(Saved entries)
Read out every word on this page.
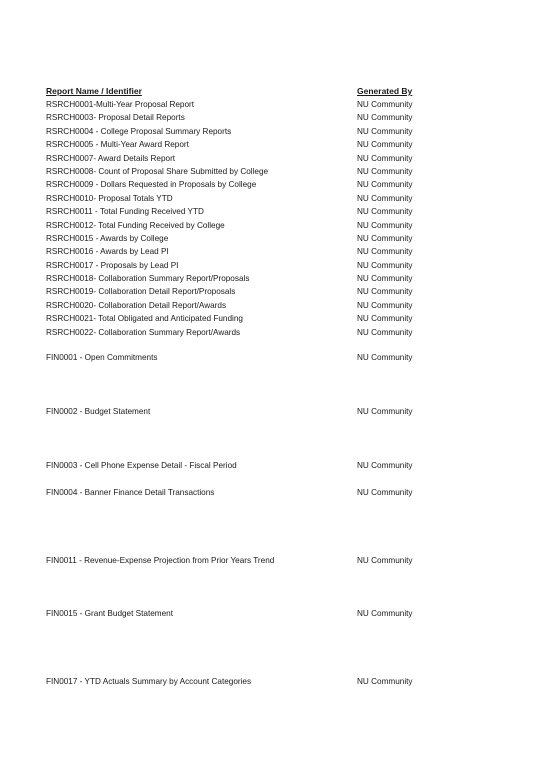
Report Name / Identifier	Generated By
RSRCH0001-Multi-Year Proposal Report	NU Community
RSRCH0003- Proposal Detail Reports	NU Community
RSRCH0004 - College Proposal Summary Reports	NU Community
RSRCH0005 - Multi-Year Award Report	NU Community
RSRCH0007- Award Details Report	NU Community
RSRCH0008- Count of Proposal Share Submitted by College	NU Community
RSRCH0009 - Dollars Requested in Proposals by College	NU Community
RSRCH0010- Proposal Totals YTD	NU Community
RSRCH0011 - Total Funding Received YTD	NU Community
RSRCH0012- Total Funding Received by College	NU Community
RSRCH0015 - Awards by College	NU Community
RSRCH0016 - Awards by Lead PI	NU Community
RSRCH0017 - Proposals by Lead PI	NU Community
RSRCH0018- Collaboration Summary Report/Proposals	NU Community
RSRCH0019- Collaboration Detail Report/Proposals	NU Community
RSRCH0020- Collaboration Detail Report/Awards	NU Community
RSRCH0021- Total Obligated and Anticipated Funding	NU Community
RSRCH0022- Collaboration Summary Report/Awards	NU Community
FIN0001 - Open Commitments	NU Community
FIN0002 - Budget Statement	NU Community
FIN0003 - Cell Phone Expense Detail - Fiscal Period	NU Community
FIN0004 - Banner Finance Detail Transactions	NU Community
FIN0011 - Revenue-Expense Projection from Prior Years Trend	NU Community
FIN0015 - Grant Budget Statement	NU Community
FIN0017 - YTD Actuals Summary by Account Categories	NU Community
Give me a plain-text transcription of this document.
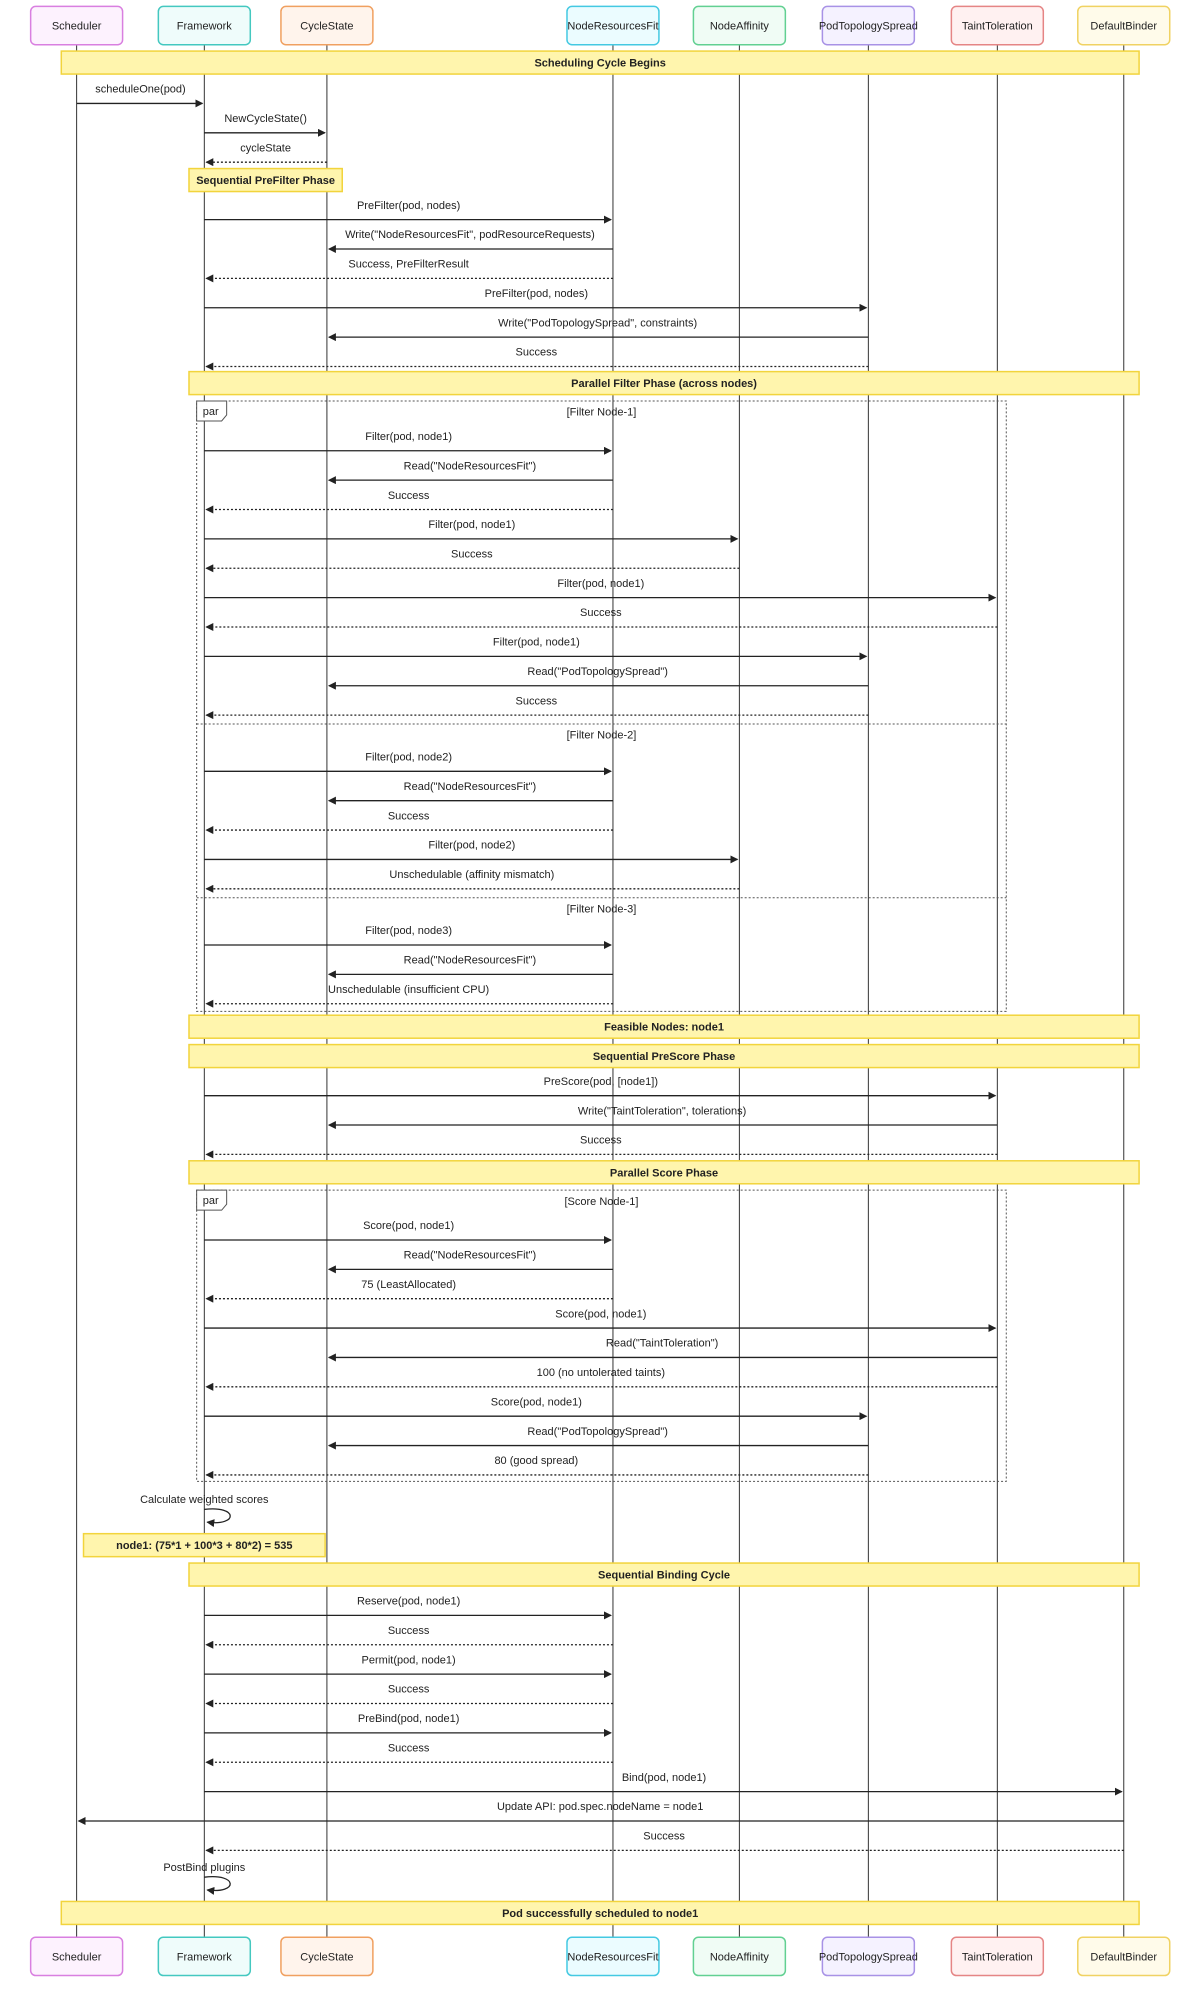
Scheduler	Framework	CycleState	NodeResourcesFit	NodeAffinity	PodTopologySpread	TaintToleration	DefaultBinder
Scheduler	Framework	CycleState	NodeResourcesFit	NodeAffinity	PodTopologySpread	TaintToleration	DefaultBinder
par	[Filter Node-1]
[Filter Node-2]
[Filter Node-3]
par	[Score Node-1]
Scheduling Cycle Begins
scheduleOne(pod)
NewCycleState()
cycleState
Sequential PreFilter Phase
PreFilter(pod, nodes)
Write("NodeResourcesFit", podResourceRequests)
Success, PreFilterResult
PreFilter(pod, nodes)
Write("PodTopologySpread", constraints)
Success
Parallel Filter Phase (across nodes)
Filter(pod, node1)
Read("NodeResourcesFit")
Success
Filter(pod, node1)
Success
Filter(pod, node1)
Success
Filter(pod, node1)
Read("PodTopologySpread")
Success
Filter(pod, node2)
Read("NodeResourcesFit")
Success
Filter(pod, node2)
Unschedulable (affinity mismatch)
Filter(pod, node3)
Read("NodeResourcesFit")
Unschedulable (insufficient CPU)
Feasible Nodes: node1
Sequential PreScore Phase
PreScore(pod, [node1])
Write("TaintToleration", tolerations)
Success
Parallel Score Phase
Score(pod, node1)
Read("NodeResourcesFit")
75 (LeastAllocated)
Score(pod, node1)
Read("TaintToleration")
100 (no untolerated taints)
Score(pod, node1)
Read("PodTopologySpread")
80 (good spread)
Calculate weighted scores
node1: (75*1 + 100*3 + 80*2) = 535
Sequential Binding Cycle
Reserve(pod, node1)
Success
Permit(pod, node1)
Success
PreBind(pod, node1)
Success
Bind(pod, node1)
Update API: pod.spec.nodeName = node1
Success
PostBind plugins
Pod successfully scheduled to node1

Work to be completed: Only a number is wanted: how many lines of the data above contain "Sequential"?

Correct output: 3